- _OBJECTIVE_
Write out the records again, exactly, leaving none out.

Stored data:
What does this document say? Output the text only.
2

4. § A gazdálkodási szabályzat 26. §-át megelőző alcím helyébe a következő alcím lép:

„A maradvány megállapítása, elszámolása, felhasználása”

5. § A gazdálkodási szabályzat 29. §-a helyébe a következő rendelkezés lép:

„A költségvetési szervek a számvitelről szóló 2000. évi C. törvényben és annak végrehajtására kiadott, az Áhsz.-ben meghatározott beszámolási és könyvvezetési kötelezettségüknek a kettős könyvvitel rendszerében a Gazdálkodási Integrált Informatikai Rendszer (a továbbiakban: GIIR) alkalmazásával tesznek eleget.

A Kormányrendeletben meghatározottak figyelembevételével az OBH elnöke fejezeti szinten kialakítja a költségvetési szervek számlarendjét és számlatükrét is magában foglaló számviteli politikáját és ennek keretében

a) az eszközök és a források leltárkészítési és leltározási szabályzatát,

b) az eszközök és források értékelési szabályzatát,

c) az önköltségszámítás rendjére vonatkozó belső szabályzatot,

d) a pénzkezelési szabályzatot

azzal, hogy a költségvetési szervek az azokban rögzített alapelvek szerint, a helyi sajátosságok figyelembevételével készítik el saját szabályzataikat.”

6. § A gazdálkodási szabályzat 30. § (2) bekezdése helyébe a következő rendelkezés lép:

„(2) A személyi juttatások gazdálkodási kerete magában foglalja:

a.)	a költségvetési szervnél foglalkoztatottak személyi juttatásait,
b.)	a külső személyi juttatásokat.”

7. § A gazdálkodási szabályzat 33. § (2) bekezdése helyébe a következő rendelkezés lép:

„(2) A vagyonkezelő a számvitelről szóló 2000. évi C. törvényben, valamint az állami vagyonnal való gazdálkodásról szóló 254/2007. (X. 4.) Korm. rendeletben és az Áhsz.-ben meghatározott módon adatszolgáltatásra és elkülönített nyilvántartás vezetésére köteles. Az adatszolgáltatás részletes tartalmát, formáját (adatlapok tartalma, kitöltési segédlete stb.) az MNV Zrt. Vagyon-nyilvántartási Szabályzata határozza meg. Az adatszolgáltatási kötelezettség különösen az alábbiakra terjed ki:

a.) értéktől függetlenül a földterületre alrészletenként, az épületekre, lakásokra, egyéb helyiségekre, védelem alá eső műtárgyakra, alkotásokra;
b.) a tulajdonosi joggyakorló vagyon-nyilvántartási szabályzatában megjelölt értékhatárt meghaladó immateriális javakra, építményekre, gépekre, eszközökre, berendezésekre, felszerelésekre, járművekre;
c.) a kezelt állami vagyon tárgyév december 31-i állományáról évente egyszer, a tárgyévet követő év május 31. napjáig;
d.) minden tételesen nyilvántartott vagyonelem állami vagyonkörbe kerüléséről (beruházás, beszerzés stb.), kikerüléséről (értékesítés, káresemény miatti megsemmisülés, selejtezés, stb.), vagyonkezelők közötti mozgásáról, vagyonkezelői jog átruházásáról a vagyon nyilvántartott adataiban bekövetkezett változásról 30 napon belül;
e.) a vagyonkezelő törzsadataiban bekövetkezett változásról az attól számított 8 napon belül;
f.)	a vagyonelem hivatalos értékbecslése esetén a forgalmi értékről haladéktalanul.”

- _COMPLETE ANSWER_
What does this document say? Output the text only.
2

4. § A gazdálkodási szabályzat 26. §-át megelőző alcím helyébe a következő alcím lép:

„A maradvány megállapítása, elszámolása, felhasználása”

5. § A gazdálkodási szabályzat 29. §-a helyébe a következő rendelkezés lép:

„A költségvetési szervek a számvitelről szóló 2000. évi C. törvényben és annak végrehajtására kiadott, az Áhsz.-ben meghatározott beszámolási és könyvvezetési kötelezettségüknek a kettős könyvvitel rendszerében a Gazdálkodási Integrált Informatikai Rendszer (a továbbiakban: GIIR) alkalmazásával tesznek eleget.

A Kormányrendeletben meghatározottak figyelembevételével az OBH elnöke fejezeti szinten kialakítja a költségvetési szervek számlarendjét és számlatükrét is magában foglaló számviteli politikáját és ennek keretében

a) az eszközök és a források leltárkészítési és leltározási szabályzatát,

b) az eszközök és források értékelési szabályzatát,

c) az önköltségszámítás rendjére vonatkozó belső szabályzatot,

d) a pénzkezelési szabályzatot

azzal, hogy a költségvetési szervek az azokban rögzített alapelvek szerint, a helyi sajátosságok figyelembevételével készítik el saját szabályzataikat.”

6. § A gazdálkodási szabályzat 30. § (2) bekezdése helyébe a következő rendelkezés lép:

„(2) A személyi juttatások gazdálkodási kerete magában foglalja:

a.)	a költségvetési szervnél foglalkoztatottak személyi juttatásait,
b.)	a külső személyi juttatásokat.”

7. § A gazdálkodási szabályzat 33. § (2) bekezdése helyébe a következő rendelkezés lép:

„(2) A vagyonkezelő a számvitelről szóló 2000. évi C. törvényben, valamint az állami vagyonnal való gazdálkodásról szóló 254/2007. (X. 4.) Korm. rendeletben és az Áhsz.-ben meghatározott módon adatszolgáltatásra és elkülönített nyilvántartás vezetésére köteles. Az adatszolgáltatás részletes tartalmát, formáját (adatlapok tartalma, kitöltési segédlete stb.) az MNV Zrt. Vagyon-nyilvántartási Szabályzata határozza meg. Az adatszolgáltatási kötelezettség különösen az alábbiakra terjed ki:

a.) értéktől függetlenül a földterületre alrészletenként, az épületekre, lakásokra, egyéb helyiségekre, védelem alá eső műtárgyakra, alkotásokra;
b.) a tulajdonosi joggyakorló vagyon-nyilvántartási szabályzatában megjelölt értékhatárt meghaladó immateriális javakra, építményekre, gépekre, eszközökre, berendezésekre, felszerelésekre, járművekre;
c.) a kezelt állami vagyon tárgyév december 31-i állományáról évente egyszer, a tárgyévet követő év május 31. napjáig;
d.) minden tételesen nyilvántartott vagyonelem állami vagyonkörbe kerüléséről (beruházás, beszerzés stb.), kikerüléséről (értékesítés, káresemény miatti megsemmisülés, selejtezés, stb.), vagyonkezelők közötti mozgásáról, vagyonkezelői jog átruházásáról a vagyon nyilvántartott adataiban bekövetkezett változásról 30 napon belül;
e.) a vagyonkezelő törzsadataiban bekövetkezett változásról az attól számított 8 napon belül;
f.)	a vagyonelem hivatalos értékbecslése esetén a forgalmi értékről haladéktalanul.”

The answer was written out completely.